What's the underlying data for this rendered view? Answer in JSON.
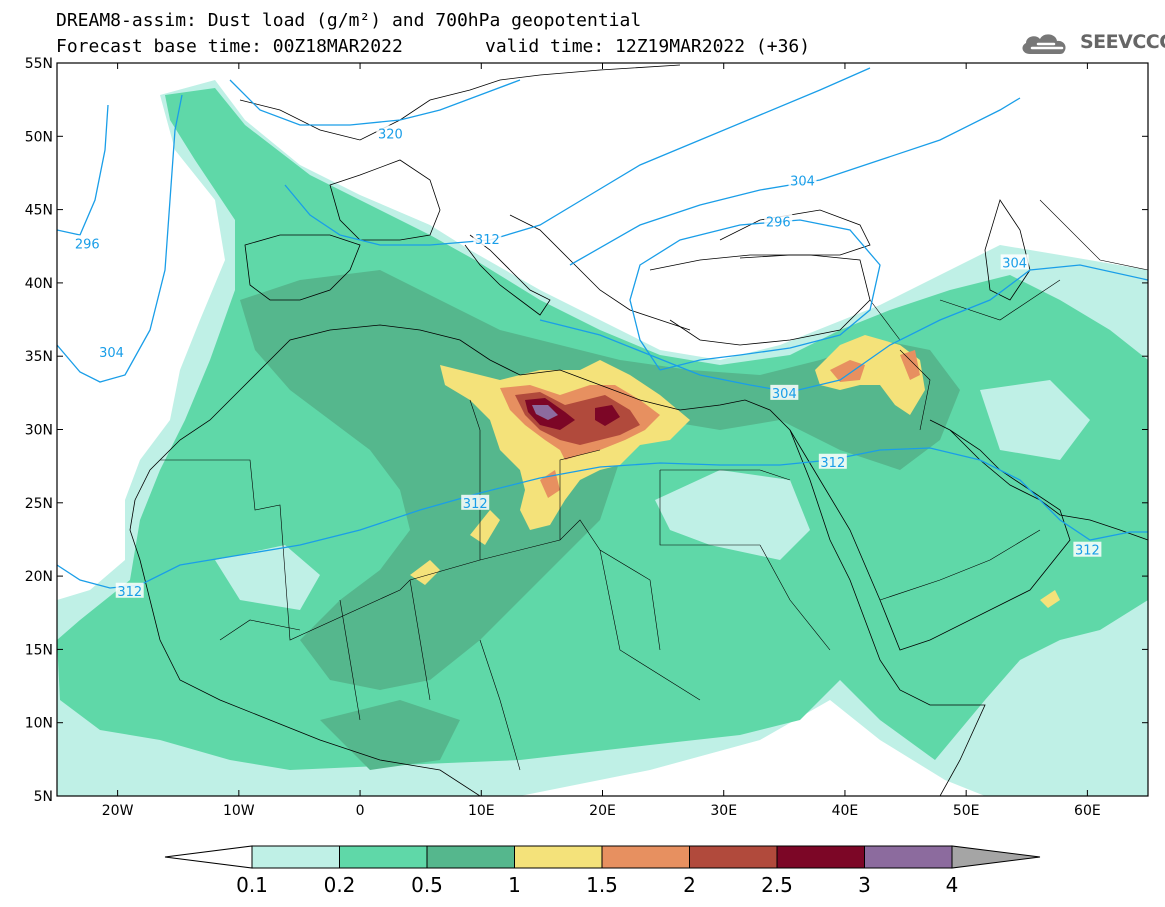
{
  "title_line1": "DREAM8-assim: Dust load (g/m²) and 700hPa geopotential",
  "title_line2": "Forecast base time: 00Z18MAR2022",
  "valid_time": "valid time: 12Z19MAR2022 (+36)",
  "logo_text": "SEEVCCC",
  "logo_icon": "cloud-logo-icon",
  "map": {
    "lon_range": [
      -25,
      65
    ],
    "lat_range": [
      5,
      55
    ],
    "y_ticks": [
      "55N",
      "50N",
      "45N",
      "40N",
      "35N",
      "30N",
      "25N",
      "20N",
      "15N",
      "10N",
      "5N"
    ],
    "x_ticks": [
      "20W",
      "10W",
      "0",
      "10E",
      "20E",
      "30E",
      "40E",
      "50E",
      "60E"
    ],
    "contour_labels": [
      {
        "text": "320",
        "lon": 2.5,
        "lat": 50.2
      },
      {
        "text": "296",
        "lon": -22.5,
        "lat": 42.7
      },
      {
        "text": "312",
        "lon": 10.5,
        "lat": 43.0
      },
      {
        "text": "304",
        "lon": 36.5,
        "lat": 47.0
      },
      {
        "text": "296",
        "lon": 34.5,
        "lat": 44.2
      },
      {
        "text": "304",
        "lon": 54.0,
        "lat": 41.4
      },
      {
        "text": "304",
        "lon": -20.5,
        "lat": 35.3
      },
      {
        "text": "304",
        "lon": 35.0,
        "lat": 32.5
      },
      {
        "text": "312",
        "lon": 39.0,
        "lat": 27.8
      },
      {
        "text": "312",
        "lon": 9.5,
        "lat": 25.0
      },
      {
        "text": "312",
        "lon": 60.0,
        "lat": 21.8
      },
      {
        "text": "312",
        "lon": -19.0,
        "lat": 19.0
      }
    ]
  },
  "colorbar": {
    "labels": [
      "0.1",
      "0.2",
      "0.5",
      "1",
      "1.5",
      "2",
      "2.5",
      "3",
      "4"
    ],
    "colors": [
      "#bff0e6",
      "#5fd8a8",
      "#55b78d",
      "#f4e27a",
      "#e79060",
      "#b14a3c",
      "#7c0626",
      "#8c6b9e",
      "#a5a5a5"
    ]
  }
}
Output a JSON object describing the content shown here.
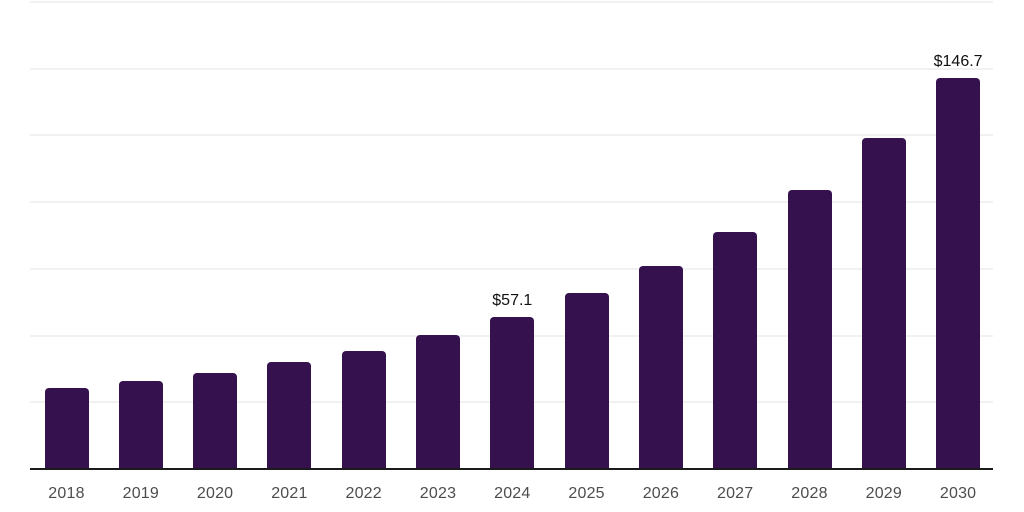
{
  "chart_data": {
    "type": "bar",
    "title": "",
    "xlabel": "",
    "ylabel": "",
    "categories": [
      "2018",
      "2019",
      "2020",
      "2021",
      "2022",
      "2023",
      "2024",
      "2025",
      "2026",
      "2027",
      "2028",
      "2029",
      "2030"
    ],
    "values": [
      30.2,
      33.0,
      35.9,
      40.0,
      44.2,
      50.2,
      57.1,
      65.8,
      76.2,
      88.7,
      104.5,
      123.9,
      146.7
    ],
    "data_labels": [
      {
        "category": "2024",
        "index": 6,
        "text": "$57.1"
      },
      {
        "category": "2030",
        "index": 12,
        "text": "$146.7"
      }
    ],
    "ylim": [
      0,
      175
    ],
    "gridline_step": 25,
    "grid": "horizontal",
    "y_tick_labels": "none",
    "legend": "none",
    "colors": {
      "bar": "#35124d",
      "axis_line": "#1a1a1a",
      "gridline": "#f1f1f4",
      "tick_label": "#4d4d4d",
      "data_label": "#111111",
      "background": "#ffffff"
    }
  }
}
__________________________________________________
→ WHAT TO WORK ON: Give again, unchanged, only the lines from the line containing "Output a JSON" to the last line of the records above. Pictures do not belong in the copy.

→ TASK RESPONSE:
Output a JSON object describing the content shown here.
{
  "chart_data": {
    "type": "bar",
    "title": "",
    "xlabel": "",
    "ylabel": "",
    "categories": [
      "2018",
      "2019",
      "2020",
      "2021",
      "2022",
      "2023",
      "2024",
      "2025",
      "2026",
      "2027",
      "2028",
      "2029",
      "2030"
    ],
    "values": [
      30.2,
      33.0,
      35.9,
      40.0,
      44.2,
      50.2,
      57.1,
      65.8,
      76.2,
      88.7,
      104.5,
      123.9,
      146.7
    ],
    "data_labels": [
      {
        "category": "2024",
        "index": 6,
        "text": "$57.1"
      },
      {
        "category": "2030",
        "index": 12,
        "text": "$146.7"
      }
    ],
    "ylim": [
      0,
      175
    ],
    "gridline_step": 25,
    "grid": "horizontal",
    "y_tick_labels": "none",
    "legend": "none",
    "colors": {
      "bar": "#35124d",
      "axis_line": "#1a1a1a",
      "gridline": "#f1f1f4",
      "tick_label": "#4d4d4d",
      "data_label": "#111111",
      "background": "#ffffff"
    }
  }
}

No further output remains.